Aim
Extract, from the listing that follows, each line containing the word "this".

Records provided
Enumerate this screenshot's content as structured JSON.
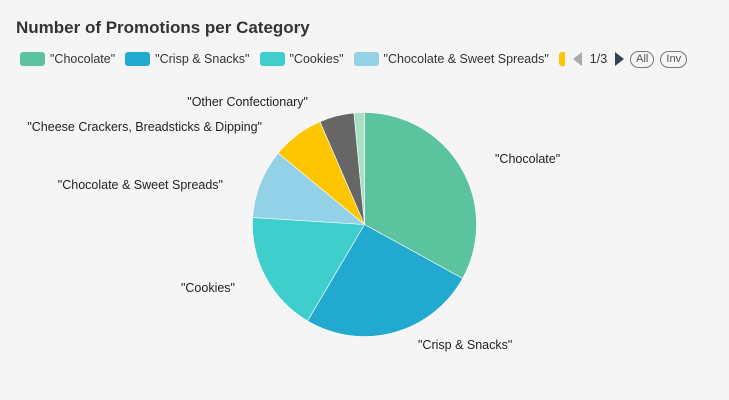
{
  "chart_data": {
    "type": "pie",
    "title": "Number of Promotions per Category",
    "slices": [
      {
        "name": "\"Chocolate\"",
        "value": 33,
        "color": "#5bc49f"
      },
      {
        "name": "\"Crisp & Snacks\"",
        "value": 25.5,
        "color": "#21a9cf"
      },
      {
        "name": "\"Cookies\"",
        "value": 17.5,
        "color": "#3ecfcd"
      },
      {
        "name": "\"Chocolate & Sweet Spreads\"",
        "value": 10,
        "color": "#93d2e6"
      },
      {
        "name": "\"Cheese Crackers, Breadsticks & Dipping\"",
        "value": 7.5,
        "color": "#fec501"
      },
      {
        "name": "\"Other Confectionary\"",
        "value": 5,
        "color": "#666666"
      },
      {
        "name": "",
        "value": 1.5,
        "color": "#a9dfc4"
      }
    ]
  },
  "legend": {
    "visible_items": [
      "\"Chocolate\"",
      "\"Crisp & Snacks\"",
      "\"Cookies\"",
      "\"Chocolate & Sweet Spreads\""
    ],
    "page": "1/3",
    "all_label": "All",
    "inv_label": "Inv"
  }
}
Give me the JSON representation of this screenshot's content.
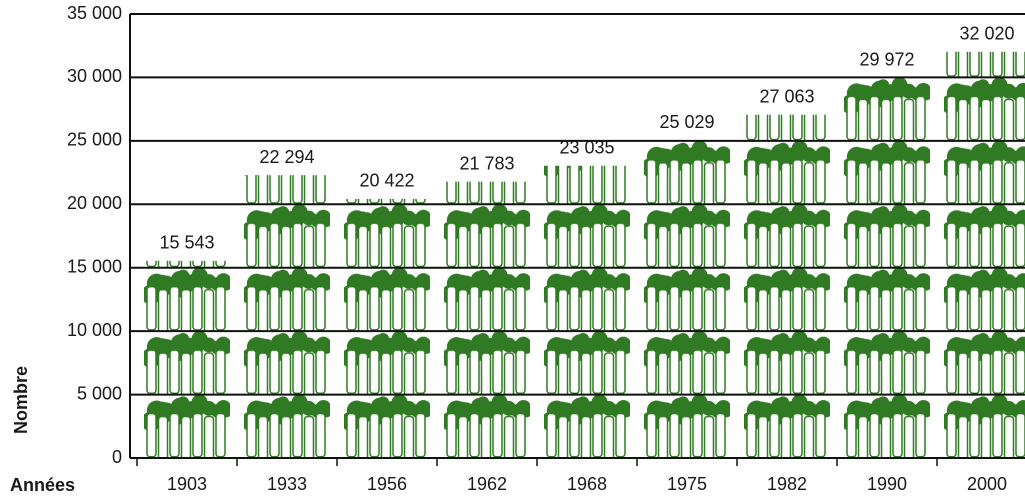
{
  "chart_data": {
    "type": "bar",
    "y_label": "Nombre",
    "x_label": "Années",
    "categories": [
      "1903",
      "1933",
      "1956",
      "1962",
      "1968",
      "1975",
      "1982",
      "1990",
      "2000"
    ],
    "values": [
      15543,
      22294,
      20422,
      21783,
      23035,
      25029,
      27063,
      29972,
      32020
    ],
    "value_labels": [
      "15 543",
      "22 294",
      "20 422",
      "21 783",
      "23 035",
      "25 029",
      "27 063",
      "29 972",
      "32 020"
    ],
    "color": "#2f7a22",
    "ylim": [
      0,
      35000
    ],
    "yticks": [
      0,
      {
        "value": 5000,
        "label": "5 000"
      },
      {
        "value": 10000,
        "label": "10 000"
      },
      {
        "value": 15000,
        "label": "15 000"
      },
      {
        "value": 20000,
        "label": "20 000"
      },
      {
        "value": 25000,
        "label": "25 000"
      },
      {
        "value": 30000,
        "label": "30 000"
      },
      {
        "value": 35000,
        "label": "35 000"
      }
    ],
    "grid": true
  }
}
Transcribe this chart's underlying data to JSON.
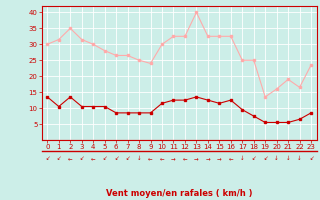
{
  "x": [
    0,
    1,
    2,
    3,
    4,
    5,
    6,
    7,
    8,
    9,
    10,
    11,
    12,
    13,
    14,
    15,
    16,
    17,
    18,
    19,
    20,
    21,
    22,
    23
  ],
  "rafales": [
    30,
    31.5,
    35,
    31.5,
    30,
    28,
    26.5,
    26.5,
    25,
    24,
    30,
    32.5,
    32.5,
    40,
    32.5,
    32.5,
    32.5,
    25,
    25,
    13.5,
    16,
    19,
    16.5,
    23.5
  ],
  "moyen": [
    13.5,
    10.5,
    13.5,
    10.5,
    10.5,
    10.5,
    8.5,
    8.5,
    8.5,
    8.5,
    11.5,
    12.5,
    12.5,
    13.5,
    12.5,
    11.5,
    12.5,
    9.5,
    7.5,
    5.5,
    5.5,
    5.5,
    6.5,
    8.5
  ],
  "line_color_rafales": "#ffaaaa",
  "line_color_moyen": "#cc0000",
  "bg_color": "#cceee8",
  "grid_color": "#ffffff",
  "xlabel": "Vent moyen/en rafales ( km/h )",
  "xlabel_color": "#cc0000",
  "ylim": [
    0,
    42
  ],
  "yticks": [
    5,
    10,
    15,
    20,
    25,
    30,
    35,
    40
  ],
  "xticks": [
    0,
    1,
    2,
    3,
    4,
    5,
    6,
    7,
    8,
    9,
    10,
    11,
    12,
    13,
    14,
    15,
    16,
    17,
    18,
    19,
    20,
    21,
    22,
    23
  ],
  "wind_dirs": [
    "↙",
    "↙",
    "←",
    "↙",
    "←",
    "↙",
    "↙",
    "↙",
    "↓",
    "←",
    "←",
    "→",
    "←",
    "→",
    "→",
    "→",
    "←",
    "↓",
    "↙",
    "↙",
    "↓",
    "↓",
    "↓",
    "↙"
  ]
}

Output of the exercise
Enumerate this screenshot's content as structured JSON.
Give me the JSON representation of this screenshot's content.
Transcribe this chart's underlying data to JSON.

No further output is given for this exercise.